[Collected data entries]
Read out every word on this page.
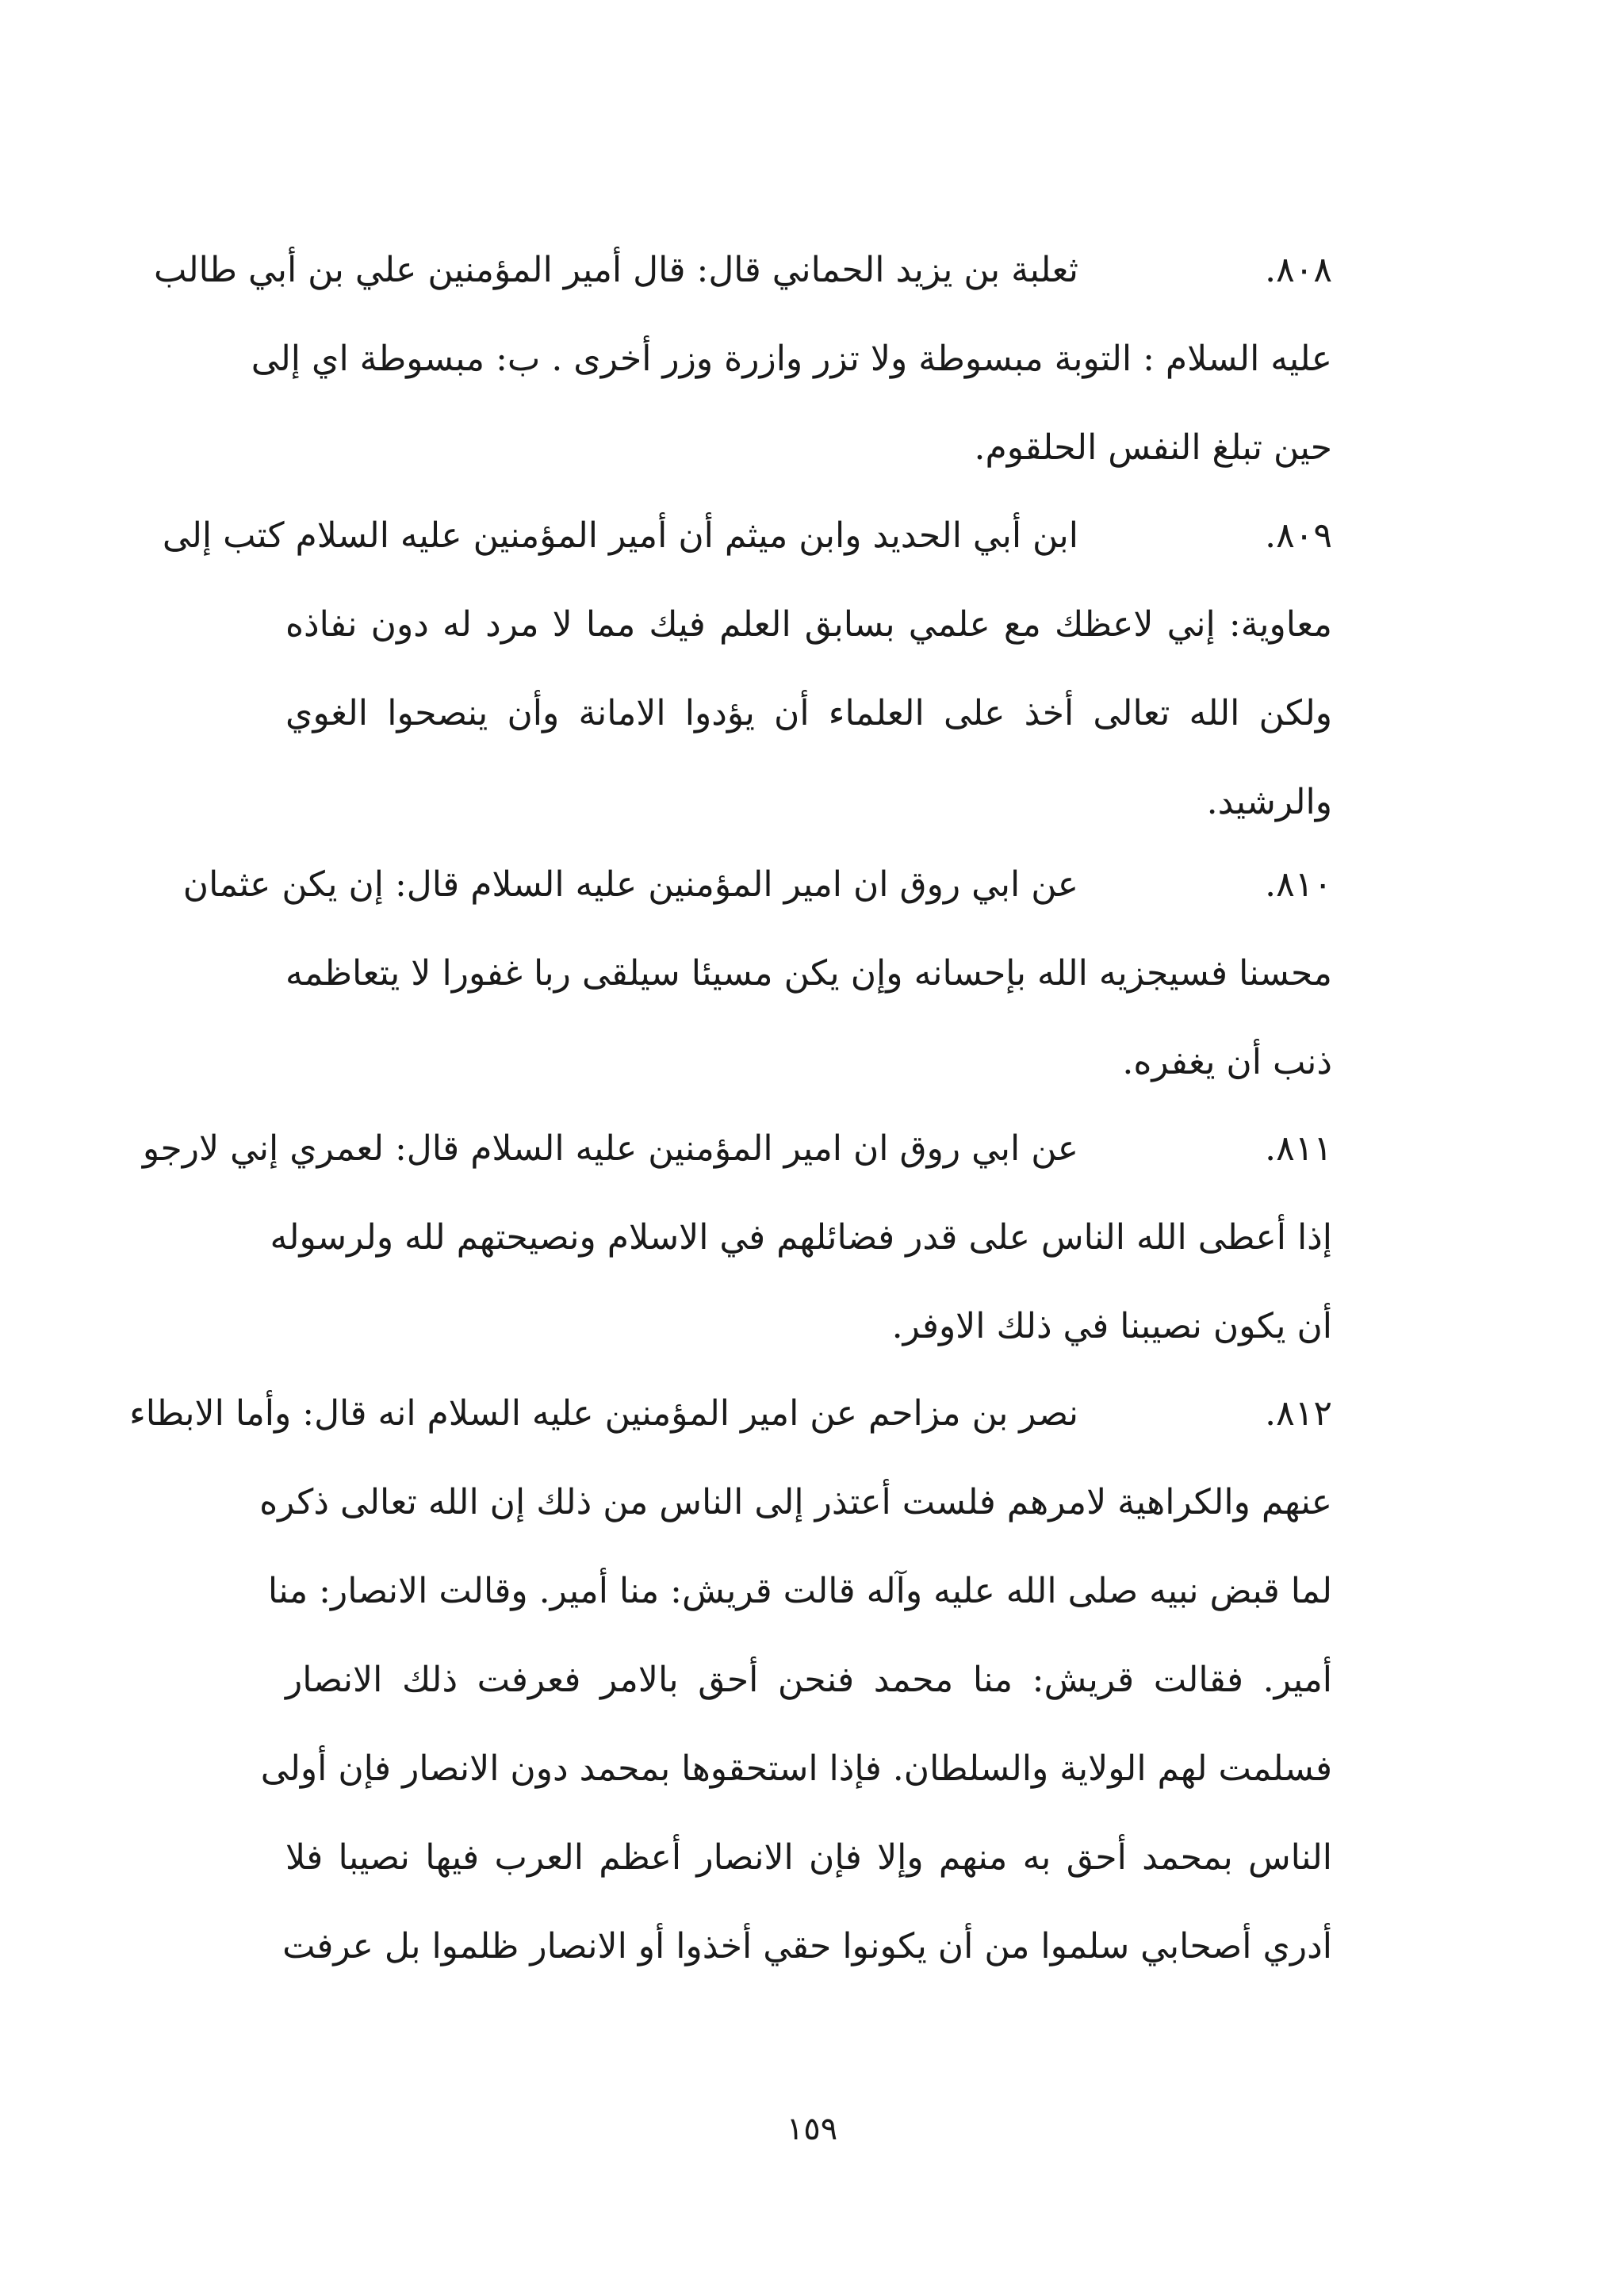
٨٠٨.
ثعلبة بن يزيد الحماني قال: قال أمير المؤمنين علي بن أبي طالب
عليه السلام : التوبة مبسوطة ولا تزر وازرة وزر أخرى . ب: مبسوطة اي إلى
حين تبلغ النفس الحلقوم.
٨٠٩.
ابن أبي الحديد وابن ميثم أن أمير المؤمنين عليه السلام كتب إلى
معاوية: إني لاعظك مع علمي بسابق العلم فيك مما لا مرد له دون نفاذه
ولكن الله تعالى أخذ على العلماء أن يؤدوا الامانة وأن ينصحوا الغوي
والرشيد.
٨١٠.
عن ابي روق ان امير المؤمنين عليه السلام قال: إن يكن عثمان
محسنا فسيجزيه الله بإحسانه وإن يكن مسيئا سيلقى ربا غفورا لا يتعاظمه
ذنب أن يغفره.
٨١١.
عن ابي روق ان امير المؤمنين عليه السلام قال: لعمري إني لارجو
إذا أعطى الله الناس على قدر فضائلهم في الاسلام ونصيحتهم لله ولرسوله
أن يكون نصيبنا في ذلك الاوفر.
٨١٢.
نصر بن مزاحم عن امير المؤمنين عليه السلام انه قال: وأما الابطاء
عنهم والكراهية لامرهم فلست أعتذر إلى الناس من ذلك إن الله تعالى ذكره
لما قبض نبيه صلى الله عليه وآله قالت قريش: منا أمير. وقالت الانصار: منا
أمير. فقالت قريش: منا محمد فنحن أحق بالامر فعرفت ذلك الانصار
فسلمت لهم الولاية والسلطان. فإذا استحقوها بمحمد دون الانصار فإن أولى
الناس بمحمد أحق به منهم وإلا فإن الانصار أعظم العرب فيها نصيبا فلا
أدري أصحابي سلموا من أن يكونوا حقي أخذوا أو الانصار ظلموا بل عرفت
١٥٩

§ **EXERCISE TASK**
From the data above, copy each line that has the string "قريش".

§ **THE ANSWER**
لما قبض نبيه صلى الله عليه وآله قالت قريش: منا أمير. وقالت الانصار: منا
أمير. فقالت قريش: منا محمد فنحن أحق بالامر فعرفت ذلك الانصار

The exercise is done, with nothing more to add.